[start Supplied entries]

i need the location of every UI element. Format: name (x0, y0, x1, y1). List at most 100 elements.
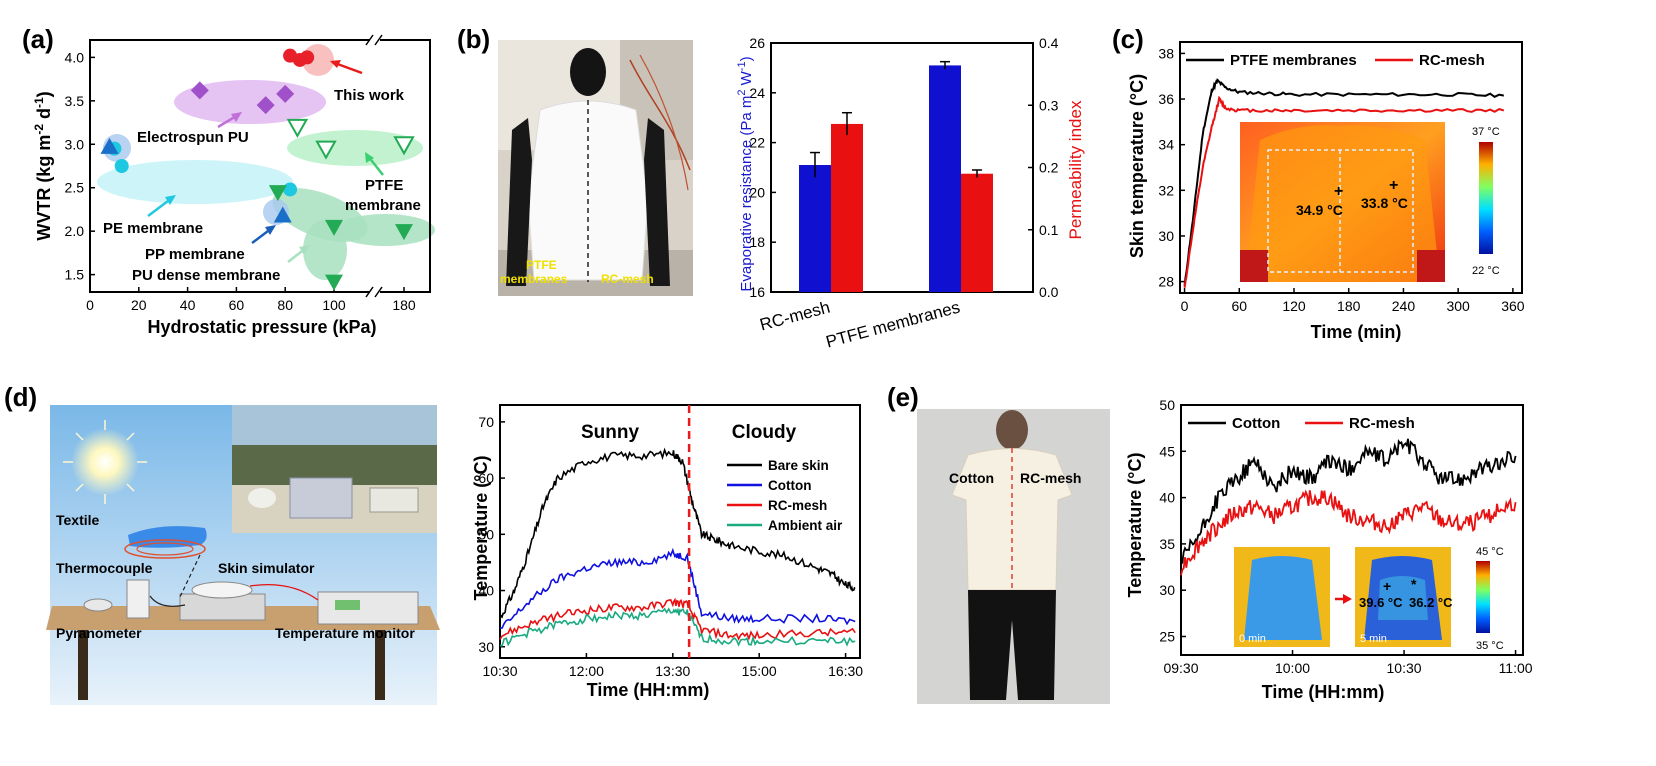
panel-label-d: (d) (4, 382, 37, 412)
legend-label-e-0: Cotton (1232, 415, 1280, 432)
plot-area-a: 0 20 40 60 80 100 180 1.5 2.0 2.5 3.0 3.5 4.0 (65, 34, 431, 313)
label-ptfe-membrane: PTFE membrane (345, 177, 421, 214)
x-tick-d-3: 15:00 (742, 663, 777, 679)
y-tick-e-0: 25 (1159, 628, 1175, 644)
y-tick-right-b-2: 0.2 (1039, 160, 1059, 176)
panel-label-b: (b) (457, 24, 490, 54)
frame-a (89, 39, 431, 293)
label-this-work: This work (334, 87, 405, 104)
colorbar-max-c: 37 °C (1472, 126, 1500, 138)
y-tick-left-b-5: 26 (749, 35, 765, 51)
x-tick-e-1: 10:00 (1275, 660, 1310, 676)
point-pu-dense-membrane-2 (395, 224, 413, 241)
annotation-arrows-a (147, 60, 384, 263)
inset-reading-1: 34.9 °C (1296, 202, 1343, 218)
diagram-label-thermocouple: Thermocouple (56, 560, 153, 576)
y-tick-c-4: 36 (1158, 91, 1174, 107)
xlabel-d: Time (HH:mm) (587, 680, 710, 700)
panel-label-c: (c) (1112, 24, 1144, 54)
ylabel-e: Temperature (°C) (1125, 453, 1145, 598)
line-rc-mesh (1183, 95, 1505, 288)
inset-cross-1: + (1334, 183, 1343, 200)
x-tick-c-4: 240 (1392, 298, 1416, 314)
inset-e-time-5: 5 min (1360, 633, 1387, 645)
x-tick-d-1: 12:00 (569, 663, 604, 679)
photo-label-rc-mesh: RC-mesh (601, 272, 654, 286)
x-tick-c-2: 120 (1282, 298, 1306, 314)
y-tick-a-1: 2.0 (65, 223, 85, 239)
photo-label-ptfe-line2: membranes (500, 272, 568, 286)
panel-b: (b) PTFE membranes RC-mesh 16 18 20 22 24 26 0… (457, 24, 1085, 352)
y-tick-e-3: 40 (1159, 490, 1175, 506)
y-tick-left-b-2: 20 (749, 184, 765, 200)
x-tick-a-2: 40 (180, 297, 196, 313)
label-pp-membrane: PP membrane (145, 246, 245, 263)
x-tick-d-0: 10:30 (482, 663, 517, 679)
label-pu-dense-membrane: PU dense membrane (132, 267, 280, 284)
ylabel-right-b: Permeability index (1066, 100, 1085, 239)
y-tick-c-5: 38 (1158, 45, 1174, 61)
label-pe-membrane: PE membrane (103, 220, 203, 237)
ylabel-a: WVTR (kg m-2 d-1) (32, 91, 54, 240)
x-tick-a-0: 0 (86, 297, 94, 313)
photo-label-cotton: Cotton (949, 470, 994, 486)
bar-right-1 (961, 173, 993, 292)
x-tick-c-1: 60 (1231, 298, 1247, 314)
bar-right-0 (831, 123, 863, 292)
x-tick-d-4: 16:30 (828, 663, 863, 679)
ptfe-region (287, 130, 423, 166)
photo-label-rc-mesh-e: RC-mesh (1020, 470, 1081, 486)
photo-label-ptfe: PTFE membranes (500, 258, 568, 286)
y-tick-e-4: 45 (1159, 443, 1175, 459)
inset-e-reading-2: 36.2 °C (1409, 595, 1453, 610)
mannequin-photo (498, 40, 693, 296)
point-pp-membrane-1 (273, 206, 292, 223)
frame-c (1179, 41, 1523, 294)
y-tick-d-2: 50 (478, 526, 494, 542)
point-ptfe-membrane-2 (393, 136, 415, 156)
ylabel-d: Temperature (°C) (471, 456, 491, 601)
label-electrospun-pu: Electrospun PU (137, 129, 249, 146)
axis-break-mark-0a (365, 34, 374, 46)
region-label-sunny: Sunny (581, 422, 639, 443)
x-tick-c-0: 0 (1181, 298, 1189, 314)
axis-break-mark-1b (374, 286, 383, 298)
x-tick-a-1: 20 (131, 297, 147, 313)
point-this-work-2 (300, 50, 315, 65)
y-tick-right-b-4: 0.4 (1039, 35, 1059, 51)
colorbar-c (1479, 142, 1493, 254)
diagram-label-pyranometer: Pyranometer (56, 625, 142, 641)
axis-break-mark-1a (365, 286, 374, 298)
point-pe-membrane-1 (114, 159, 129, 173)
point-pp-membrane-0 (100, 137, 119, 154)
y-tick-d-1: 40 (478, 583, 494, 599)
y-tick-left-b-0: 16 (749, 284, 765, 300)
ylabel-left-b: Evaporative resistance (Pa m2 W-1) (736, 56, 755, 291)
x-tick-a-3: 60 (229, 297, 245, 313)
x-tick-e-2: 10:30 (1387, 660, 1422, 676)
line-rc-mesh (1180, 489, 1517, 576)
thermal-inset-e: + * 39.6 °C 36.2 °C 0 min 5 min 45 °C 35… (1234, 546, 1504, 652)
x-tick-c-5: 300 (1446, 298, 1470, 314)
setup-illustration (46, 405, 440, 705)
y-tick-c-0: 28 (1158, 274, 1174, 290)
axis-break-bottom-gap (370, 288, 380, 296)
x-tick-b-0: RC-mesh (758, 298, 832, 335)
point-electrospun-pu-0 (190, 81, 209, 100)
y-tick-right-b-3: 0.3 (1039, 97, 1059, 113)
plot-area-e: 09:30 10:00 10:30 11:00 25 30 35 40 45 50 Cotton RC… (1159, 397, 1532, 676)
panel-e: (e) Cotton RC-mesh 09:30 10:00 10:30 11:00 2… (887, 382, 1533, 704)
legend-label-d-3: Ambient air (768, 518, 843, 533)
plot-area-c: 0 60 120 180 240 300 360 28 30 32 34 36 38 PTFE membr… (1158, 41, 1525, 314)
legend-label-c-1: RC-mesh (1419, 52, 1485, 69)
point-pu-dense-membrane-3 (325, 274, 343, 291)
y-tick-right-b-1: 0.1 (1039, 222, 1059, 238)
frame-e (1180, 404, 1524, 656)
x-tick-a-4: 80 (277, 297, 293, 313)
inset-reading-2: 33.8 °C (1361, 195, 1408, 211)
diagram-label-textile: Textile (56, 512, 100, 528)
y-tick-d-0: 30 (478, 639, 494, 655)
line-ambient-air (499, 607, 856, 647)
y-tick-e-2: 35 (1159, 536, 1175, 552)
panel-label-a: (a) (22, 24, 54, 54)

[end Supplied entries]

• **What you need to do**:
In the entries above, express only the lines from the one containing "panel-label-d: (d) (4, 382, 37, 412)" through the one containing "photo-label-rc-mesh: RC-mesh (601, 272, 654, 286)", both included, as a JSON list of strings, one string per line. Omit any blank lines.

• **Answer in full**:
[
  "panel-label-d: (d) (4, 382, 37, 412)",
  "legend-label-e-0: Cotton (1232, 415, 1280, 432)",
  "plot-area-a: 0 20 40 60 80 100 180 1.5 2.0 2.5 3.0 3.5 4.0 (65, 34, 431, 313)",
  "label-ptfe-membrane: PTFE membrane (345, 177, 421, 214)",
  "x-tick-d-3: 15:00 (742, 663, 777, 679)",
  "y-tick-e-0: 25 (1159, 628, 1175, 644)",
  "y-tick-right-b-2: 0.2 (1039, 160, 1059, 176)",
  "panel-label-b: (b) (457, 24, 490, 54)",
  "frame-a (89, 39, 431, 293)",
  "label-this-work: This work (334, 87, 405, 104)",
  "colorbar-max-c: 37 °C (1472, 126, 1500, 138)",
  "y-tick-left-b-5: 26 (749, 35, 765, 51)",
  "x-tick-e-1: 10:00 (1275, 660, 1310, 676)",
  "point-pu-dense-membrane-2 (395, 224, 413, 241)",
  "annotation-arrows-a (147, 60, 384, 263)",
  "inset-reading-1: 34.9 °C (1296, 202, 1343, 218)",
  "diagram-label-thermocouple: Thermocouple (56, 560, 153, 576)",
  "y-tick-c-4: 36 (1158, 91, 1174, 107)",
  "xlabel-d: Time (HH:mm) (587, 680, 710, 700)",
  "panel-label-c: (c) (1112, 24, 1144, 54)",
  "ylabel-e: Temperature (°C) (1125, 453, 1145, 598)",
  "line-rc-mesh (1183, 95, 1505, 288)",
  "inset-cross-1: + (1334, 183, 1343, 200)",
  "x-tick-c-4: 240 (1392, 298, 1416, 314)",
  "inset-e-time-5: 5 min (1360, 633, 1387, 645)",
  "x-tick-d-1: 12:00 (569, 663, 604, 679)",
  "photo-label-rc-mesh: RC-mesh (601, 272, 654, 286)"
]